#### Exercise material ####
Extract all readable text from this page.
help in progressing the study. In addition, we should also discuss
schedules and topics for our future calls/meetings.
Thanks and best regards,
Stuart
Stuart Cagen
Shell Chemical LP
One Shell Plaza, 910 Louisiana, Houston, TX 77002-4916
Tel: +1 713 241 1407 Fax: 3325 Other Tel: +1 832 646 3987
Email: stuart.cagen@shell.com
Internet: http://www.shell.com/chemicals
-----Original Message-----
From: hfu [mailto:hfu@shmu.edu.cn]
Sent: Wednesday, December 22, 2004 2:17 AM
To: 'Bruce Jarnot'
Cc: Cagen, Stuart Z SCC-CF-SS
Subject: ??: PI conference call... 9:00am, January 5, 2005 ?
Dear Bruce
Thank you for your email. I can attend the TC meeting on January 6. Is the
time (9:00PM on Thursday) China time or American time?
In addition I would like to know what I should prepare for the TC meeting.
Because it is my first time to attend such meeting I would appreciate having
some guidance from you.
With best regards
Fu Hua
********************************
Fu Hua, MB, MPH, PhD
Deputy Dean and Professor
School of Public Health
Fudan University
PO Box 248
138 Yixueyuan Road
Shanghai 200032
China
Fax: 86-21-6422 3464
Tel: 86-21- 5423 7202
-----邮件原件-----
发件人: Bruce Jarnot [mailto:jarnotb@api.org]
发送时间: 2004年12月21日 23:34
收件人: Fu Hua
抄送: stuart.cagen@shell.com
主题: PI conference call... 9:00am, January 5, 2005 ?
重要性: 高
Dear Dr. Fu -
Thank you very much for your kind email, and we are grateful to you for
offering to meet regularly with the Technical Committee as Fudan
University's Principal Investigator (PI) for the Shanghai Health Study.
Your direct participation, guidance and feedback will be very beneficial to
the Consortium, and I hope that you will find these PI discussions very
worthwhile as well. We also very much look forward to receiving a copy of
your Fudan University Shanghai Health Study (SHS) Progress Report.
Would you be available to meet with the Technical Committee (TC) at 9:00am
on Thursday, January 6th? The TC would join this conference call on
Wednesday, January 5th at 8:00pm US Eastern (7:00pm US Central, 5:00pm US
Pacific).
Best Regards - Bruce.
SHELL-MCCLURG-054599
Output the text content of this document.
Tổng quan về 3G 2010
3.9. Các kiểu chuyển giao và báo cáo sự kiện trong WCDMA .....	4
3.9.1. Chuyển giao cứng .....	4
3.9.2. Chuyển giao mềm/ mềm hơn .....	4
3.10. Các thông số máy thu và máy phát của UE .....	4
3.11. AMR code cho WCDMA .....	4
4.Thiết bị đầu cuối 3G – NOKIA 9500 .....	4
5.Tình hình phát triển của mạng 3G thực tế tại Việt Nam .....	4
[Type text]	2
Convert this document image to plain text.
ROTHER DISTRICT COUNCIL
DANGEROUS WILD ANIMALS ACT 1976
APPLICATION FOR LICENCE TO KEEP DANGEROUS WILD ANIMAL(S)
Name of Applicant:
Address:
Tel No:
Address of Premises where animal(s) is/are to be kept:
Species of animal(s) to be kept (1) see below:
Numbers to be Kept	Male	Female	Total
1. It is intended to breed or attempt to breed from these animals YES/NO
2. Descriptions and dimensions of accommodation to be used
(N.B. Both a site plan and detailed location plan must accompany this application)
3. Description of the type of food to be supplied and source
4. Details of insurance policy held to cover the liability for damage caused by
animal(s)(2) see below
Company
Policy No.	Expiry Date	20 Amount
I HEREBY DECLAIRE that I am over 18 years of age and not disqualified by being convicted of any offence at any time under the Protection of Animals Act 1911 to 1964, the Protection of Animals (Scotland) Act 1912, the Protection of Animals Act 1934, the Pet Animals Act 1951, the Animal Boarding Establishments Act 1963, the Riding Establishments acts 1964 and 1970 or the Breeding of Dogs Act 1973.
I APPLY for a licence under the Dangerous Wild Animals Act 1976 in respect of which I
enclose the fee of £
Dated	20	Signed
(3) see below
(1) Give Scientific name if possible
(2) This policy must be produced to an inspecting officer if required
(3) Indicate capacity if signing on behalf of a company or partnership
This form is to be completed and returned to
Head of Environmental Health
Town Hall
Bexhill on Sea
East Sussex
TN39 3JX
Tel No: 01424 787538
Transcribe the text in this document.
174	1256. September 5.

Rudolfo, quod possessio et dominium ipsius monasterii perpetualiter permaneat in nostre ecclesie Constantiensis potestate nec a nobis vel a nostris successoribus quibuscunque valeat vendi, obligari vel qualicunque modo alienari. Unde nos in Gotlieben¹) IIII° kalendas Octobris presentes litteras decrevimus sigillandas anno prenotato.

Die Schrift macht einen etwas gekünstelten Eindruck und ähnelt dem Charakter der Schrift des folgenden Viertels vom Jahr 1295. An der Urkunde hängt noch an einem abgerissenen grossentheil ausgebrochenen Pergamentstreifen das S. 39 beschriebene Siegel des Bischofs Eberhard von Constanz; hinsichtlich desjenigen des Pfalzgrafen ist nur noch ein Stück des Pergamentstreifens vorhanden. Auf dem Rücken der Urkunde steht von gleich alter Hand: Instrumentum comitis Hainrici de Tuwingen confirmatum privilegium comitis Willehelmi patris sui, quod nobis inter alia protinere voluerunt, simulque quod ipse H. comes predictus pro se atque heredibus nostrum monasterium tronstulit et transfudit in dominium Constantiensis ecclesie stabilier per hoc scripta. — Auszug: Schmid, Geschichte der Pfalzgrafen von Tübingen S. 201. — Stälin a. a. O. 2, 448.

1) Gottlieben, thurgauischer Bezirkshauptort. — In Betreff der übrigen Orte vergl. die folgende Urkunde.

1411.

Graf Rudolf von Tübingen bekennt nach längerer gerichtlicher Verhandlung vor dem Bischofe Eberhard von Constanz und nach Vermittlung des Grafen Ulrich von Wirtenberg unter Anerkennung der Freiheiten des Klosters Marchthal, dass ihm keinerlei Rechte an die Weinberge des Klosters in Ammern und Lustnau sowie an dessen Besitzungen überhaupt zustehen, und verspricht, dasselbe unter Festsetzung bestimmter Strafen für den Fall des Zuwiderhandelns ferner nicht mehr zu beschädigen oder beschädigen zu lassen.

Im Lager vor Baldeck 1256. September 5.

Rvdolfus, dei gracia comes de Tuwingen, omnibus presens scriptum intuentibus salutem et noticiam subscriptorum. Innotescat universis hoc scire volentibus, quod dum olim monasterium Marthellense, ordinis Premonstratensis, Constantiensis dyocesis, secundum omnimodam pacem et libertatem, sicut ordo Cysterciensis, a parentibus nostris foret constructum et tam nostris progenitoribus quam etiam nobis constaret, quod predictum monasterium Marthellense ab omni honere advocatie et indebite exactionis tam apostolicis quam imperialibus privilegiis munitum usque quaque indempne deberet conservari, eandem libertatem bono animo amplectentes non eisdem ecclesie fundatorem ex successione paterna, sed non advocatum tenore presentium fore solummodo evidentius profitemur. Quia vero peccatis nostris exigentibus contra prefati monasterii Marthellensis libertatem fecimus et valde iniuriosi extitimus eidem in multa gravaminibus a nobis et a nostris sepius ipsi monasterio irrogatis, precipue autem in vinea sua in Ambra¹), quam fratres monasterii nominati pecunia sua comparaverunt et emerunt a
####
Extract the full listing above without alteration.

Extract all readable text from this page.
help in progressing the study. In addition, we should also discuss
schedules and topics for our future calls/meetings.
Thanks and best regards,
Stuart
Stuart Cagen
Shell Chemical LP
One Shell Plaza, 910 Louisiana, Houston, TX 77002-4916
Tel: +1 713 241 1407 Fax: 3325 Other Tel: +1 832 646 3987
Email: stuart.cagen@shell.com
Internet: http://www.shell.com/chemicals
-----Original Message-----
From: hfu [mailto:hfu@shmu.edu.cn]
Sent: Wednesday, December 22, 2004 2:17 AM
To: 'Bruce Jarnot'
Cc: Cagen, Stuart Z SCC-CF-SS
Subject: ??: PI conference call... 9:00am, January 5, 2005 ?
Dear Bruce
Thank you for your email. I can attend the TC meeting on January 6. Is the
time (9:00PM on Thursday) China time or American time?
In addition I would like to know what I should prepare for the TC meeting.
Because it is my first time to attend such meeting I would appreciate having
some guidance from you.
With best regards
Fu Hua
********************************
Fu Hua, MB, MPH, PhD
Deputy Dean and Professor
School of Public Health
Fudan University
PO Box 248
138 Yixueyuan Road
Shanghai 200032
China
Fax: 86-21-6422 3464
Tel: 86-21- 5423 7202
-----邮件原件-----
发件人: Bruce Jarnot [mailto:jarnotb@api.org]
发送时间: 2004年12月21日 23:34
收件人: Fu Hua
抄送: stuart.cagen@shell.com
主题: PI conference call... 9:00am, January 5, 2005 ?
重要性: 高
Dear Dr. Fu -
Thank you very much for your kind email, and we are grateful to you for
offering to meet regularly with the Technical Committee as Fudan
University's Principal Investigator (PI) for the Shanghai Health Study.
Your direct participation, guidance and feedback will be very beneficial to
the Consortium, and I hope that you will find these PI discussions very
worthwhile as well. We also very much look forward to receiving a copy of
your Fudan University Shanghai Health Study (SHS) Progress Report.
Would you be available to meet with the Technical Committee (TC) at 9:00am
on Thursday, January 6th? The TC would join this conference call on
Wednesday, January 5th at 8:00pm US Eastern (7:00pm US Central, 5:00pm US
Pacific).
Best Regards - Bruce.
SHELL-MCCLURG-054599
Output the text content of this document.
Tổng quan về 3G 2010
3.9. Các kiểu chuyển giao và báo cáo sự kiện trong WCDMA .....	4
3.9.1. Chuyển giao cứng .....	4
3.9.2. Chuyển giao mềm/ mềm hơn .....	4
3.10. Các thông số máy thu và máy phát của UE .....	4
3.11. AMR code cho WCDMA .....	4
4.Thiết bị đầu cuối 3G – NOKIA 9500 .....	4
5.Tình hình phát triển của mạng 3G thực tế tại Việt Nam .....	4
[Type text]	2
Convert this document image to plain text.
ROTHER DISTRICT COUNCIL
DANGEROUS WILD ANIMALS ACT 1976
APPLICATION FOR LICENCE TO KEEP DANGEROUS WILD ANIMAL(S)
Name of Applicant:
Address:
Tel No:
Address of Premises where animal(s) is/are to be kept:
Species of animal(s) to be kept (1) see below:
Numbers to be Kept	Male	Female	Total
1. It is intended to breed or attempt to breed from these animals YES/NO
2. Descriptions and dimensions of accommodation to be used
(N.B. Both a site plan and detailed location plan must accompany this application)
3. Description of the type of food to be supplied and source
4. Details of insurance policy held to cover the liability for damage caused by
animal(s)(2) see below
Company
Policy No.	Expiry Date	20 Amount
I HEREBY DECLAIRE that I am over 18 years of age and not disqualified by being convicted of any offence at any time under the Protection of Animals Act 1911 to 1964, the Protection of Animals (Scotland) Act 1912, the Protection of Animals Act 1934, the Pet Animals Act 1951, the Animal Boarding Establishments Act 1963, the Riding Establishments acts 1964 and 1970 or the Breeding of Dogs Act 1973.
I APPLY for a licence under the Dangerous Wild Animals Act 1976 in respect of which I
enclose the fee of £
Dated	20	Signed
(3) see below
(1) Give Scientific name if possible
(2) This policy must be produced to an inspecting officer if required
(3) Indicate capacity if signing on behalf of a company or partnership
This form is to be completed and returned to
Head of Environmental Health
Town Hall
Bexhill on Sea
East Sussex
TN39 3JX
Tel No: 01424 787538
Transcribe the text in this document.
174	1256. September 5.

Rudolfo, quod possessio et dominium ipsius monasterii perpetualiter permaneat in nostre ecclesie Constantiensis potestate nec a nobis vel a nostris successoribus quibuscunque valeat vendi, obligari vel qualicunque modo alienari. Unde nos in Gotlieben¹) IIII° kalendas Octobris presentes litteras decrevimus sigillandas anno prenotato.

Die Schrift macht einen etwas gekünstelten Eindruck und ähnelt dem Charakter der Schrift des folgenden Viertels vom Jahr 1295. An der Urkunde hängt noch an einem abgerissenen grossentheil ausgebrochenen Pergamentstreifen das S. 39 beschriebene Siegel des Bischofs Eberhard von Constanz; hinsichtlich desjenigen des Pfalzgrafen ist nur noch ein Stück des Pergamentstreifens vorhanden. Auf dem Rücken der Urkunde steht von gleich alter Hand: Instrumentum comitis Hainrici de Tuwingen confirmatum privilegium comitis Willehelmi patris sui, quod nobis inter alia protinere voluerunt, simulque quod ipse H. comes predictus pro se atque heredibus nostrum monasterium tronstulit et transfudit in dominium Constantiensis ecclesie stabilier per hoc scripta. — Auszug: Schmid, Geschichte der Pfalzgrafen von Tübingen S. 201. — Stälin a. a. O. 2, 448.

1) Gottlieben, thurgauischer Bezirkshauptort. — In Betreff der übrigen Orte vergl. die folgende Urkunde.

1411.

Graf Rudolf von Tübingen bekennt nach längerer gerichtlicher Verhandlung vor dem Bischofe Eberhard von Constanz und nach Vermittlung des Grafen Ulrich von Wirtenberg unter Anerkennung der Freiheiten des Klosters Marchthal, dass ihm keinerlei Rechte an die Weinberge des Klosters in Ammern und Lustnau sowie an dessen Besitzungen überhaupt zustehen, und verspricht, dasselbe unter Festsetzung bestimmter Strafen für den Fall des Zuwiderhandelns ferner nicht mehr zu beschädigen oder beschädigen zu lassen.

Im Lager vor Baldeck 1256. September 5.

Rvdolfus, dei gracia comes de Tuwingen, omnibus presens scriptum intuentibus salutem et noticiam subscriptorum. Innotescat universis hoc scire volentibus, quod dum olim monasterium Marthellense, ordinis Premonstratensis, Constantiensis dyocesis, secundum omnimodam pacem et libertatem, sicut ordo Cysterciensis, a parentibus nostris foret constructum et tam nostris progenitoribus quam etiam nobis constaret, quod predictum monasterium Marthellense ab omni honere advocatie et indebite exactionis tam apostolicis quam imperialibus privilegiis munitum usque quaque indempne deberet conservari, eandem libertatem bono animo amplectentes non eisdem ecclesie fundatorem ex successione paterna, sed non advocatum tenore presentium fore solummodo evidentius profitemur. Quia vero peccatis nostris exigentibus contra prefati monasterii Marthellensis libertatem fecimus et valde iniuriosi extitimus eidem in multa gravaminibus a nobis et a nostris sepius ipsi monasterio irrogatis, precipue autem in vinea sua in Ambra¹), quam fratres monasterii nominati pecunia sua comparaverunt et emerunt a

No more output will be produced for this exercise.